Copy out each line of the material in which the word "pessimistic" appears.

Stored records
════════════════════
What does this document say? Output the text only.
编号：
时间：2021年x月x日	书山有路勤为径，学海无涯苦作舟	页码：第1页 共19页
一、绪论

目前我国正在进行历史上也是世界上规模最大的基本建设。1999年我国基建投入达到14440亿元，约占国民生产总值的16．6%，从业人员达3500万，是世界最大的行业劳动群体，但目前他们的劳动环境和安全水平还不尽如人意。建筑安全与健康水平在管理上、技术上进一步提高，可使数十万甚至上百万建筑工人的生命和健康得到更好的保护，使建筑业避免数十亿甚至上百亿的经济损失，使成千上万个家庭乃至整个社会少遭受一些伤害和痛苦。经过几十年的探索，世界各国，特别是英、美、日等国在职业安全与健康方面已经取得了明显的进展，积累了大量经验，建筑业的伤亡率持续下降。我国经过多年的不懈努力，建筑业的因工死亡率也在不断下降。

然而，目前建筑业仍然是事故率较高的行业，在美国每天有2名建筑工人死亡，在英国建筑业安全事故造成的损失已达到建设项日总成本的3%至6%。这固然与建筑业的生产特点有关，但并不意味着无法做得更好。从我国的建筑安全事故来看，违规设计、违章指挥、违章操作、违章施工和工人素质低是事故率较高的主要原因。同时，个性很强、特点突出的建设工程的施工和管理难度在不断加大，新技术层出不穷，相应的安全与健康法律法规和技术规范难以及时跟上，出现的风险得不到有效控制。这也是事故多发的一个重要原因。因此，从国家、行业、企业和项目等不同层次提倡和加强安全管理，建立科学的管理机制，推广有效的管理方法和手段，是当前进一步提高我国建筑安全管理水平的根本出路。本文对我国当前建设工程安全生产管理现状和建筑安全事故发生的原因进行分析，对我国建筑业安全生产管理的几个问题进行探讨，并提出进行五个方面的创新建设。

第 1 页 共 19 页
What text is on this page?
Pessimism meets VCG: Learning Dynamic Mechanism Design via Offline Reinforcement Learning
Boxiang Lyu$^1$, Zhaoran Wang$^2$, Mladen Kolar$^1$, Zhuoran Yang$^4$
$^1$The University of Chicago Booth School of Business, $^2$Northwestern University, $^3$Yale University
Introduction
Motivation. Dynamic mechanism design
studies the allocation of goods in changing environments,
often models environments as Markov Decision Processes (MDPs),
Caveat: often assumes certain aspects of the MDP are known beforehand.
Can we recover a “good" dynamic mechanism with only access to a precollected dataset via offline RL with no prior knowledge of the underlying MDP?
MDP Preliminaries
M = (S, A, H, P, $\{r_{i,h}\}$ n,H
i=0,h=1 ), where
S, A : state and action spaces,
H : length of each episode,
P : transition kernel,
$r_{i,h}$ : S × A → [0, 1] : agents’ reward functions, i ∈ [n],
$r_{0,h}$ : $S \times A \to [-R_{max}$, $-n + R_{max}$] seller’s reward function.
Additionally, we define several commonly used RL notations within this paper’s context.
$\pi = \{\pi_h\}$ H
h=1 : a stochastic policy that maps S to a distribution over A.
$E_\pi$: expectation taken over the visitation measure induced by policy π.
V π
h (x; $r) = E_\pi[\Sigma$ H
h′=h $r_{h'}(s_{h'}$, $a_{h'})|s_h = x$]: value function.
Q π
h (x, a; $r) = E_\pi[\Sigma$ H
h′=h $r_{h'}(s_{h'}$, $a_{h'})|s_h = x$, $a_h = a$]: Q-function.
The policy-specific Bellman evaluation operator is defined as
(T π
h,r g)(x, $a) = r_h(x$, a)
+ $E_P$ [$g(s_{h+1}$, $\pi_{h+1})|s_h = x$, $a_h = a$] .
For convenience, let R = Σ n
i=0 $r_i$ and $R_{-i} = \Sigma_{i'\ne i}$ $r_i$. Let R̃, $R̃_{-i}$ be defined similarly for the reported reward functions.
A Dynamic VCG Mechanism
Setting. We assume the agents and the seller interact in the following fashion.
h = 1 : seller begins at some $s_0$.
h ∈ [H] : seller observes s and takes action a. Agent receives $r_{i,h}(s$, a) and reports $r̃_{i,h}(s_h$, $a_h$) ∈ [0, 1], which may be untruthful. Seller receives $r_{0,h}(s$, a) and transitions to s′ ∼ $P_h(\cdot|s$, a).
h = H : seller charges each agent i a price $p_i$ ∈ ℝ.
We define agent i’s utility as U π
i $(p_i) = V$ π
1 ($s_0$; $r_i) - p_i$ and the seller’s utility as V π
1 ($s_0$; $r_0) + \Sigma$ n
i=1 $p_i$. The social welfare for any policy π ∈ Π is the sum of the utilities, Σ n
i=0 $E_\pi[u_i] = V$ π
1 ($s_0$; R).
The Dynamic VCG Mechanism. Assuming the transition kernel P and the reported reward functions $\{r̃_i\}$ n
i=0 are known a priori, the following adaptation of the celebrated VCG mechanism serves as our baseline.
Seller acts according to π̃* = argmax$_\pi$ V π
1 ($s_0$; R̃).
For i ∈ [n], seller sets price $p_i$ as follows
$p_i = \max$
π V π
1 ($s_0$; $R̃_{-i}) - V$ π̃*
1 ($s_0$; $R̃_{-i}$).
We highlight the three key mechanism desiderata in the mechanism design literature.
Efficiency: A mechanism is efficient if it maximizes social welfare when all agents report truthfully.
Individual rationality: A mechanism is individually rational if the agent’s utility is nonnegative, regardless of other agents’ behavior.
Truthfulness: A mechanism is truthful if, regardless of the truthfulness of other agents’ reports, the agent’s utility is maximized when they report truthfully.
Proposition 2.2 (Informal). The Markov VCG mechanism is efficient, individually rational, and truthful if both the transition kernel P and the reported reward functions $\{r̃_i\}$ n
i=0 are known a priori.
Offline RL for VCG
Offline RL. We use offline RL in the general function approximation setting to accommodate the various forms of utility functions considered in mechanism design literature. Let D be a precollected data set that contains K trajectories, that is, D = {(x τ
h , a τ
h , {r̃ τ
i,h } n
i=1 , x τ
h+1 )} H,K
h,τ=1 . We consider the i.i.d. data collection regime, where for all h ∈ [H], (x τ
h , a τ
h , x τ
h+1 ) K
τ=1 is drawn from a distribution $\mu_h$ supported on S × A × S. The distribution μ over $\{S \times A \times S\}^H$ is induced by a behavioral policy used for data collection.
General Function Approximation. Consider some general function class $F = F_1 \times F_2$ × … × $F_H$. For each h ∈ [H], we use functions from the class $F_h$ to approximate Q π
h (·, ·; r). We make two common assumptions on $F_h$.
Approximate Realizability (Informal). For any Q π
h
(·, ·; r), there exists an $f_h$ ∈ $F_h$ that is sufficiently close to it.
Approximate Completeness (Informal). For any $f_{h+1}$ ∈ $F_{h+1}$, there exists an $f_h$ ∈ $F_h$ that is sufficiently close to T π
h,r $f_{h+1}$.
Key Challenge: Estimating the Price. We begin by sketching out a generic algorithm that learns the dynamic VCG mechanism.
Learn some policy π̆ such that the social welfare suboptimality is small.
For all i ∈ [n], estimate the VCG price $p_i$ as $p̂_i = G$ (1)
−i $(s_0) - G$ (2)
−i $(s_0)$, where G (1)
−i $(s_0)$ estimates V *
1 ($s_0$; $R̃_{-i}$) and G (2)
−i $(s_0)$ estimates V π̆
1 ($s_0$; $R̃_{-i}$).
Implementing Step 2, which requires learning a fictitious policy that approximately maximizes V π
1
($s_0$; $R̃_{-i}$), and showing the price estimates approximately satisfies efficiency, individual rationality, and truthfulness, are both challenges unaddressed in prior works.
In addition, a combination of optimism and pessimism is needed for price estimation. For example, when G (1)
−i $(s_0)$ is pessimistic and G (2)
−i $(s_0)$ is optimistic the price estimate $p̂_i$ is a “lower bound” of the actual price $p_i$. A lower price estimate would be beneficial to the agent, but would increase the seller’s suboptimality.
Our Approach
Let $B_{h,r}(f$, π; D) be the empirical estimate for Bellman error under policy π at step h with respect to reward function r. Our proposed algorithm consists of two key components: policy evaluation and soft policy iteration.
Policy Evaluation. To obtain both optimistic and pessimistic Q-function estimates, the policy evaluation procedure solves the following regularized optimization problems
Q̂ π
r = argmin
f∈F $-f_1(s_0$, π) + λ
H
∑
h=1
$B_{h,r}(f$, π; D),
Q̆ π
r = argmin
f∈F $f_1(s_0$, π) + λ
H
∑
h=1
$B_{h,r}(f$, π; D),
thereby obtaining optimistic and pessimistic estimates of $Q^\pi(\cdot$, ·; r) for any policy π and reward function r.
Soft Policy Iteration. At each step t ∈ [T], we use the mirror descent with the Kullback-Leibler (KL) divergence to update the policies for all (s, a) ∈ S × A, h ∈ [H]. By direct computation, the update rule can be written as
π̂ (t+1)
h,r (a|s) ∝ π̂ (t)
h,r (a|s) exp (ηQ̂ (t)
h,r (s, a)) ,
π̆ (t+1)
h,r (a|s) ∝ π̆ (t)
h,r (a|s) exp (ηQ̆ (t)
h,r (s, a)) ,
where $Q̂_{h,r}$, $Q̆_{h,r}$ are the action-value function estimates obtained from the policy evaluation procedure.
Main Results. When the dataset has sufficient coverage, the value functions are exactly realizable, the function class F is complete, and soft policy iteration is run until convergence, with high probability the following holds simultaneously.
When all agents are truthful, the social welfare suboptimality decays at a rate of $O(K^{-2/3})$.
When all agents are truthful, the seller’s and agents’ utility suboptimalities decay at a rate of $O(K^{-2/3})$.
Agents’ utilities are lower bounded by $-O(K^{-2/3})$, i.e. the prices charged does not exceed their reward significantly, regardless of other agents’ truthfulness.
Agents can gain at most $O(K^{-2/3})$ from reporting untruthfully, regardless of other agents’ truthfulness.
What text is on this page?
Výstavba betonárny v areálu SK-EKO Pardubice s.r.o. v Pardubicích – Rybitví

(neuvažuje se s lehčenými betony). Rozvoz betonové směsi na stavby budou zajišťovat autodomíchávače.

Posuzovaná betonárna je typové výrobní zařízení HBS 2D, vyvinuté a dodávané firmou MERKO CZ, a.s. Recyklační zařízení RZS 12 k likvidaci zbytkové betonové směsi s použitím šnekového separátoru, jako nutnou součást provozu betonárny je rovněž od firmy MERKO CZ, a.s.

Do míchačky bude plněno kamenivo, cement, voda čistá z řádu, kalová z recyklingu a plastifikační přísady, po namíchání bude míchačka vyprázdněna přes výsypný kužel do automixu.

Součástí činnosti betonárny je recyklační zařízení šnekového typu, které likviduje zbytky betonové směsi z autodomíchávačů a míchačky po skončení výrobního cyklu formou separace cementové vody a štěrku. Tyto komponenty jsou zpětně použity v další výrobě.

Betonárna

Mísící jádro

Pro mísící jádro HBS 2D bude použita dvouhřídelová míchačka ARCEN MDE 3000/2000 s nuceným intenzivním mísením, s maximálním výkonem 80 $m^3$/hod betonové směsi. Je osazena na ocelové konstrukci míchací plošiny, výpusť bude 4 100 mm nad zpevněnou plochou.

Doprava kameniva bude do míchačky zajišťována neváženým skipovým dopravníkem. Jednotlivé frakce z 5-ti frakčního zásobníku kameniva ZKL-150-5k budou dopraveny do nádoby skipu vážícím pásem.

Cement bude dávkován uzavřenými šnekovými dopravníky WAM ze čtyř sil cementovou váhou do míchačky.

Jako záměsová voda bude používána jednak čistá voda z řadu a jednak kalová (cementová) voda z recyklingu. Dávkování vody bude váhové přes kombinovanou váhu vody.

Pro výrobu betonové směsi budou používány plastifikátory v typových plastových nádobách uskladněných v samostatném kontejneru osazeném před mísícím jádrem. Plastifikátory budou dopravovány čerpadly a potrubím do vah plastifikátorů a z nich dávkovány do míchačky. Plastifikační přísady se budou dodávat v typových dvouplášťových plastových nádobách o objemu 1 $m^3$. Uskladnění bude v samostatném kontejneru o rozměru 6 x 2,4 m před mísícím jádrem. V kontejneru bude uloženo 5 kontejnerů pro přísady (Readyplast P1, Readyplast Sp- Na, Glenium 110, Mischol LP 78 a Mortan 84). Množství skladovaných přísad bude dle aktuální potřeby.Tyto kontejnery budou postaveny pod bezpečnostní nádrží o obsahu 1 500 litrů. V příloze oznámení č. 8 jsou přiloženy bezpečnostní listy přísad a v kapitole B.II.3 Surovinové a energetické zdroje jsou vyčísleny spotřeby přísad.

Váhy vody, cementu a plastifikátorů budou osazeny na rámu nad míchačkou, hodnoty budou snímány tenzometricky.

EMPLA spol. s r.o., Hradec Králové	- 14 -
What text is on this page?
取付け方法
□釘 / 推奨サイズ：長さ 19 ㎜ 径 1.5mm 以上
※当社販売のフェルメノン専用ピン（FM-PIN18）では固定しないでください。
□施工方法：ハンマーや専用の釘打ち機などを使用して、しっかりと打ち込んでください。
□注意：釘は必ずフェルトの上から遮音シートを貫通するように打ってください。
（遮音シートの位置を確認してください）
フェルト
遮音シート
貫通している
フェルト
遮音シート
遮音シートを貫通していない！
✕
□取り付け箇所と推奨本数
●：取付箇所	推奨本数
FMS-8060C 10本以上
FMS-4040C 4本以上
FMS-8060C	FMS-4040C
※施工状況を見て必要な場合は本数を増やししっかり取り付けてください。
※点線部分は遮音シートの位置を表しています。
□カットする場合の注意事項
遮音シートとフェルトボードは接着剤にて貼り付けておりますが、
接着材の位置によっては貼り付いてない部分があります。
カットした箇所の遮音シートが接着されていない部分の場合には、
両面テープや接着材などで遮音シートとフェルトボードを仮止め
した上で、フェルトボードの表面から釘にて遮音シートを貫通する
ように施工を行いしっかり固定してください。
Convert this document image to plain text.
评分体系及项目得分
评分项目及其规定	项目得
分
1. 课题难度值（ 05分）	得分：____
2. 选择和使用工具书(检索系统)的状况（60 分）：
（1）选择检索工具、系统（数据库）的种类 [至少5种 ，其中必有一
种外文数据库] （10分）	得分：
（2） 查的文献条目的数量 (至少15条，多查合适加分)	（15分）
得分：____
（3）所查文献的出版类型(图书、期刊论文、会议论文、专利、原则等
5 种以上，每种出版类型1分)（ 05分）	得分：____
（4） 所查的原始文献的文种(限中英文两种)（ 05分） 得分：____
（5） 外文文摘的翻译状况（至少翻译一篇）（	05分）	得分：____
════════════════════
*RESULT OF THIS EXERCISE*
−i $(s_0)$ is pessimistic and G (2)
Policy Evaluation. To obtain both optimistic and pessimistic Q-function estimates, the policy evaluation procedure solves the following regularized optimization problems
thereby obtaining optimistic and pessimistic estimates of $Q^\pi(\cdot$, ·; r) for any policy π and reward function r.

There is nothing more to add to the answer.